Every line of the data must be copied exactly.
*** SOURCE RECORDS ***
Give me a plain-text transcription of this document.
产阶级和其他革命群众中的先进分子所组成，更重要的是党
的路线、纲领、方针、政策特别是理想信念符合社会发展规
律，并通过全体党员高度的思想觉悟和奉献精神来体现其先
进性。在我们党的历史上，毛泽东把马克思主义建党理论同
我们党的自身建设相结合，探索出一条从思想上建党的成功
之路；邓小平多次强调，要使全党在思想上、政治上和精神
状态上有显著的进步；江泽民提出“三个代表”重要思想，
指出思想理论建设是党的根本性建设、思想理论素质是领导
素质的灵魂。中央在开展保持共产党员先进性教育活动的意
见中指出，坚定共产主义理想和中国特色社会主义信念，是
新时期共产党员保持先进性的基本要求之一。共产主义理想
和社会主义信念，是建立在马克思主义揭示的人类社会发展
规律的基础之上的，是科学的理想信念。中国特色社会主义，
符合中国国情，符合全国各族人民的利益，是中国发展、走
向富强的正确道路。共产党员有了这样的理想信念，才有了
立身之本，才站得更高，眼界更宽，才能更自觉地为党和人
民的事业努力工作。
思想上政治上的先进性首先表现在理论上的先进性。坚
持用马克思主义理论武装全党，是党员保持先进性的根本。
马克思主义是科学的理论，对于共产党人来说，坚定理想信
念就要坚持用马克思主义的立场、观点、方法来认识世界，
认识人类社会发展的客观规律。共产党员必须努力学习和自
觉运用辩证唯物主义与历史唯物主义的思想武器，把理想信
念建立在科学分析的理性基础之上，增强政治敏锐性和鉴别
***
CORRECT OUTPUT –
Give me a plain-text transcription of this document.
产阶级和其他革命群众中的先进分子所组成，更重要的是党
的路线、纲领、方针、政策特别是理想信念符合社会发展规
律，并通过全体党员高度的思想觉悟和奉献精神来体现其先
进性。在我们党的历史上，毛泽东把马克思主义建党理论同
我们党的自身建设相结合，探索出一条从思想上建党的成功
之路；邓小平多次强调，要使全党在思想上、政治上和精神
状态上有显著的进步；江泽民提出“三个代表”重要思想，
指出思想理论建设是党的根本性建设、思想理论素质是领导
素质的灵魂。中央在开展保持共产党员先进性教育活动的意
见中指出，坚定共产主义理想和中国特色社会主义信念，是
新时期共产党员保持先进性的基本要求之一。共产主义理想
和社会主义信念，是建立在马克思主义揭示的人类社会发展
规律的基础之上的，是科学的理想信念。中国特色社会主义，
符合中国国情，符合全国各族人民的利益，是中国发展、走
向富强的正确道路。共产党员有了这样的理想信念，才有了
立身之本，才站得更高，眼界更宽，才能更自觉地为党和人
民的事业努力工作。
思想上政治上的先进性首先表现在理论上的先进性。坚
持用马克思主义理论武装全党，是党员保持先进性的根本。
马克思主义是科学的理论，对于共产党人来说，坚定理想信
念就要坚持用马克思主义的立场、观点、方法来认识世界，
认识人类社会发展的客观规律。共产党员必须努力学习和自
觉运用辩证唯物主义与历史唯物主义的思想武器，把理想信
念建立在科学分析的理性基础之上，增强政治敏锐性和鉴别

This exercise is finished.